◆ **WORK REQUIRED**: Below are some records: retype them all exactly, but not the pictures.

[Dataset listings of figures]
====

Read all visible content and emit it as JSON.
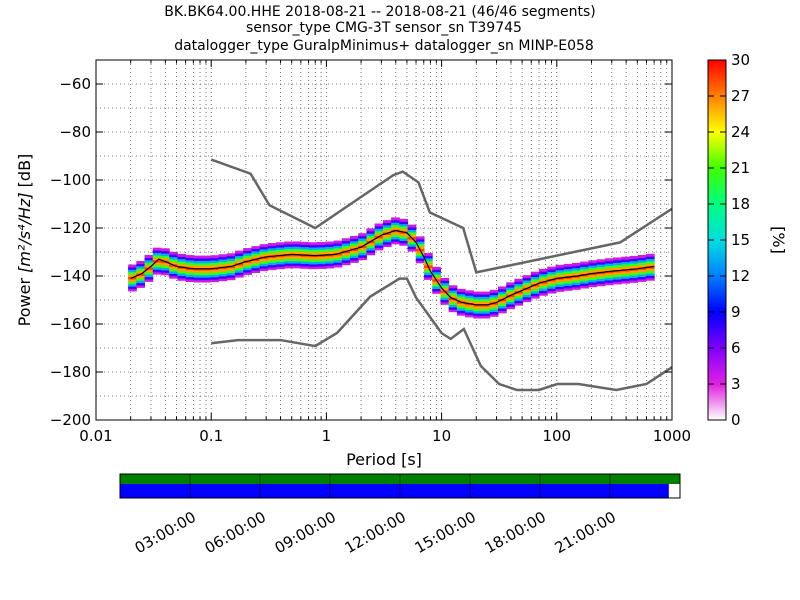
{
  "chart_data": {
    "type": "heatmap",
    "title_lines": [
      "BK.BK64.00.HHE   2018-08-21 -- 2018-08-21  (46/46 segments)",
      "sensor_type CMG-3T sensor_sn T39745",
      "datalogger_type GuralpMinimus+ datalogger_sn MINP-E058"
    ],
    "xlabel": "Period [s]",
    "ylabel_prefix": "Power ",
    "ylabel_unit": "[m²/s⁴/Hz]",
    "ylabel_suffix": " [dB]",
    "x_scale": "log",
    "xlim": [
      0.01,
      1000
    ],
    "ylim": [
      -200,
      -50
    ],
    "x_ticks": [
      {
        "value": 0.01,
        "label": "0.01"
      },
      {
        "value": 0.1,
        "label": "0.1"
      },
      {
        "value": 1,
        "label": "1"
      },
      {
        "value": 10,
        "label": "10"
      },
      {
        "value": 100,
        "label": "100"
      },
      {
        "value": 1000,
        "label": "1000"
      }
    ],
    "y_ticks": [
      {
        "value": -60,
        "label": "−60"
      },
      {
        "value": -80,
        "label": "−80"
      },
      {
        "value": -100,
        "label": "−100"
      },
      {
        "value": -120,
        "label": "−120"
      },
      {
        "value": -140,
        "label": "−140"
      },
      {
        "value": -160,
        "label": "−160"
      },
      {
        "value": -180,
        "label": "−180"
      },
      {
        "value": -200,
        "label": "−200"
      }
    ],
    "grid": true,
    "colorbar": {
      "label": "[%]",
      "range": [
        0,
        30
      ],
      "ticks": [
        "0",
        "3",
        "6",
        "9",
        "12",
        "15",
        "18",
        "21",
        "24",
        "27",
        "30"
      ],
      "colors": [
        "#ffffff",
        "#e020e0",
        "#8000ff",
        "#0000ff",
        "#0080ff",
        "#00e0e0",
        "#00ff80",
        "#40ff00",
        "#ffff00",
        "#ff8000",
        "#ff0000"
      ]
    },
    "noise_models": [
      {
        "name": "high",
        "x": [
          0.1,
          0.22,
          0.32,
          0.8,
          3.8,
          4.6,
          6.3,
          7.9,
          15.4,
          20,
          354.8,
          1000
        ],
        "y": [
          -91.5,
          -97.4,
          -110.5,
          -120,
          -98,
          -96.5,
          -101,
          -113.5,
          -120,
          -138.5,
          -126,
          -112
        ]
      },
      {
        "name": "low",
        "x": [
          0.1,
          0.17,
          0.4,
          0.8,
          1.24,
          2.4,
          4.3,
          5,
          6,
          10,
          12,
          15.6,
          21.9,
          31.6,
          45,
          70,
          101,
          154,
          328,
          600,
          1000
        ],
        "y": [
          -168,
          -166.7,
          -166.7,
          -169.2,
          -163.7,
          -148.6,
          -141.1,
          -141.1,
          -149,
          -163.8,
          -166.2,
          -162.1,
          -177.5,
          -185,
          -187.5,
          -187.5,
          -185,
          -185,
          -187.5,
          -185,
          -178
        ]
      }
    ],
    "mean_curve": {
      "x": [
        0.02,
        0.025,
        0.03,
        0.035,
        0.04,
        0.05,
        0.07,
        0.1,
        0.15,
        0.2,
        0.3,
        0.5,
        0.8,
        1.2,
        2,
        3,
        4,
        5,
        6,
        7,
        8,
        10,
        12,
        15,
        20,
        25,
        30,
        40,
        50,
        70,
        100,
        150,
        200,
        300,
        500,
        700
      ],
      "y": [
        -141,
        -139,
        -136,
        -133,
        -134,
        -136,
        -137,
        -137,
        -136,
        -134,
        -132,
        -131,
        -131.5,
        -131,
        -128,
        -123,
        -121,
        -122,
        -126,
        -132,
        -138,
        -145,
        -149,
        -151,
        -152,
        -152,
        -151,
        -148,
        -146,
        -143,
        -141,
        -140,
        -139,
        -138,
        -137,
        -136
      ]
    },
    "timeline": {
      "labels": [
        "03:00:00",
        "06:00:00",
        "09:00:00",
        "12:00:00",
        "15:00:00",
        "18:00:00",
        "21:00:00"
      ],
      "hours": [
        3,
        6,
        9,
        12,
        15,
        18,
        21
      ],
      "span_hours": [
        0,
        24
      ],
      "available_fraction": 0.98,
      "top_bar_color": "#008000",
      "bottom_bar_color": "#0000ff"
    }
  }
}
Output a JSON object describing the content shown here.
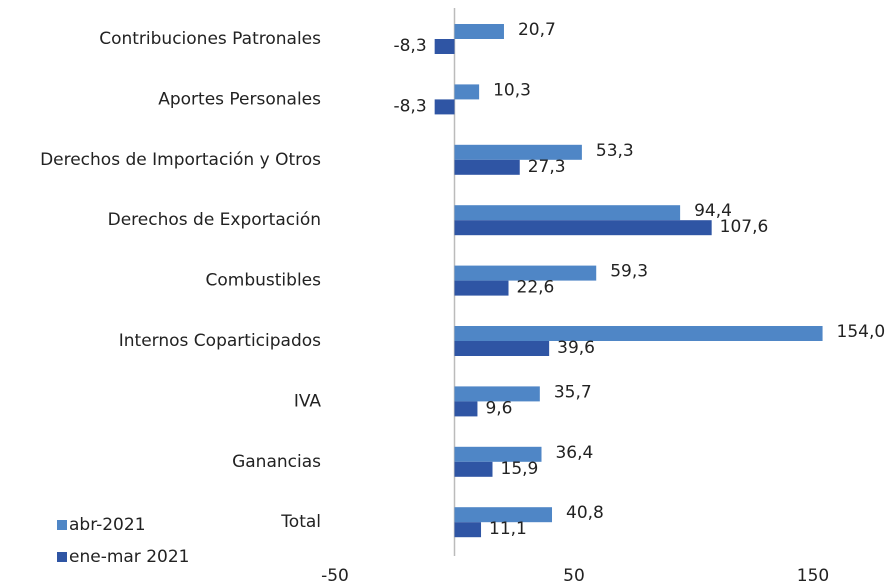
{
  "chart_data": {
    "type": "bar",
    "orientation": "horizontal",
    "categories": [
      "Contribuciones Patronales",
      "Aportes Personales",
      "Derechos de Importación y Otros",
      "Derechos de Exportación",
      "Combustibles",
      "Internos Coparticipados",
      "IVA",
      "Ganancias",
      "Total"
    ],
    "series": [
      {
        "name": "abr-2021",
        "color": "#4f86c6",
        "values": [
          20.7,
          10.3,
          53.3,
          94.4,
          59.3,
          154.0,
          35.7,
          36.4,
          40.8
        ],
        "value_labels": [
          "20,7",
          "10,3",
          "53,3",
          "94,4",
          "59,3",
          "154,0",
          "35,7",
          "36,4",
          "40,8"
        ]
      },
      {
        "name": "ene-mar 2021",
        "color": "#2f55a4",
        "values": [
          -8.3,
          -8.3,
          27.3,
          107.6,
          22.6,
          39.6,
          9.6,
          15.9,
          11.1
        ],
        "value_labels": [
          "-8,3",
          "-8,3",
          "27,3",
          "107,6",
          "22,6",
          "39,6",
          "9,6",
          "15,9",
          "11,1"
        ]
      }
    ],
    "xlim": [
      -50,
      150
    ],
    "xticks": [
      -50,
      50,
      150
    ],
    "legend": "bottom-left"
  }
}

====

◆ **RESPONSE TO THE TASK**:
Read all visible content and emit it as JSON.
{
  "chart_data": {
    "type": "heatmap",
    "title_lines": [
      "BK.BK64.00.HHE   2018-08-21 -- 2018-08-21  (46/46 segments)",
      "sensor_type CMG-3T sensor_sn T39745",
      "datalogger_type GuralpMinimus+ datalogger_sn MINP-E058"
    ],
    "xlabel": "Period [s]",
    "ylabel_prefix": "Power ",
    "ylabel_unit": "[m²/s⁴/Hz]",
    "ylabel_suffix": " [dB]",
    "x_scale": "log",
    "xlim": [
      0.01,
      1000
    ],
    "ylim": [
      -200,
      -50
    ],
    "x_ticks": [
      {
        "value": 0.01,
        "label": "0.01"
      },
      {
        "value": 0.1,
        "label": "0.1"
      },
      {
        "value": 1,
        "label": "1"
      },
      {
        "value": 10,
        "label": "10"
      },
      {
        "value": 100,
        "label": "100"
      },
      {
        "value": 1000,
        "label": "1000"
      }
    ],
    "y_ticks": [
      {
        "value": -60,
        "label": "−60"
      },
      {
        "value": -80,
        "label": "−80"
      },
      {
        "value": -100,
        "label": "−100"
      },
      {
        "value": -120,
        "label": "−120"
      },
      {
        "value": -140,
        "label": "−140"
      },
      {
        "value": -160,
        "label": "−160"
      },
      {
        "value": -180,
        "label": "−180"
      },
      {
        "value": -200,
        "label": "−200"
      }
    ],
    "grid": true,
    "colorbar": {
      "label": "[%]",
      "range": [
        0,
        30
      ],
      "ticks": [
        "0",
        "3",
        "6",
        "9",
        "12",
        "15",
        "18",
        "21",
        "24",
        "27",
        "30"
      ],
      "colors": [
        "#ffffff",
        "#e020e0",
        "#8000ff",
        "#0000ff",
        "#0080ff",
        "#00e0e0",
        "#00ff80",
        "#40ff00",
        "#ffff00",
        "#ff8000",
        "#ff0000"
      ]
    },
    "noise_models": [
      {
        "name": "high",
        "x": [
          0.1,
          0.22,
          0.32,
          0.8,
          3.8,
          4.6,
          6.3,
          7.9,
          15.4,
          20,
          354.8,
          1000
        ],
        "y": [
          -91.5,
          -97.4,
          -110.5,
          -120,
          -98,
          -96.5,
          -101,
          -113.5,
          -120,
          -138.5,
          -126,
          -112
        ]
      },
      {
        "name": "low",
        "x": [
          0.1,
          0.17,
          0.4,
          0.8,
          1.24,
          2.4,
          4.3,
          5,
          6,
          10,
          12,
          15.6,
          21.9,
          31.6,
          45,
          70,
          101,
          154,
          328,
          600,
          1000
        ],
        "y": [
          -168,
          -166.7,
          -166.7,
          -169.2,
          -163.7,
          -148.6,
          -141.1,
          -141.1,
          -149,
          -163.8,
          -166.2,
          -162.1,
          -177.5,
          -185,
          -187.5,
          -187.5,
          -185,
          -185,
          -187.5,
          -185,
          -178
        ]
      }
    ],
    "mean_curve": {
      "x": [
        0.02,
        0.025,
        0.03,
        0.035,
        0.04,
        0.05,
        0.07,
        0.1,
        0.15,
        0.2,
        0.3,
        0.5,
        0.8,
        1.2,
        2,
        3,
        4,
        5,
        6,
        7,
        8,
        10,
        12,
        15,
        20,
        25,
        30,
        40,
        50,
        70,
        100,
        150,
        200,
        300,
        500,
        700
      ],
      "y": [
        -141,
        -139,
        -136,
        -133,
        -134,
        -136,
        -137,
        -137,
        -136,
        -134,
        -132,
        -131,
        -131.5,
        -131,
        -128,
        -123,
        -121,
        -122,
        -126,
        -132,
        -138,
        -145,
        -149,
        -151,
        -152,
        -152,
        -151,
        -148,
        -146,
        -143,
        -141,
        -140,
        -139,
        -138,
        -137,
        -136
      ]
    },
    "timeline": {
      "labels": [
        "03:00:00",
        "06:00:00",
        "09:00:00",
        "12:00:00",
        "15:00:00",
        "18:00:00",
        "21:00:00"
      ],
      "hours": [
        3,
        6,
        9,
        12,
        15,
        18,
        21
      ],
      "span_hours": [
        0,
        24
      ],
      "available_fraction": 0.98,
      "top_bar_color": "#008000",
      "bottom_bar_color": "#0000ff"
    }
  }
}
Output a JSON object describing the content shown here.
{
  "chart_data": {
    "type": "bar",
    "orientation": "horizontal",
    "categories": [
      "Contribuciones Patronales",
      "Aportes Personales",
      "Derechos de Importación y Otros",
      "Derechos de Exportación",
      "Combustibles",
      "Internos Coparticipados",
      "IVA",
      "Ganancias",
      "Total"
    ],
    "series": [
      {
        "name": "abr-2021",
        "color": "#4f86c6",
        "values": [
          20.7,
          10.3,
          53.3,
          94.4,
          59.3,
          154.0,
          35.7,
          36.4,
          40.8
        ],
        "value_labels": [
          "20,7",
          "10,3",
          "53,3",
          "94,4",
          "59,3",
          "154,0",
          "35,7",
          "36,4",
          "40,8"
        ]
      },
      {
        "name": "ene-mar 2021",
        "color": "#2f55a4",
        "values": [
          -8.3,
          -8.3,
          27.3,
          107.6,
          22.6,
          39.6,
          9.6,
          15.9,
          11.1
        ],
        "value_labels": [
          "-8,3",
          "-8,3",
          "27,3",
          "107,6",
          "22,6",
          "39,6",
          "9,6",
          "15,9",
          "11,1"
        ]
      }
    ],
    "xlim": [
      -50,
      150
    ],
    "xticks": [
      -50,
      50,
      150
    ],
    "legend": "bottom-left"
  }
}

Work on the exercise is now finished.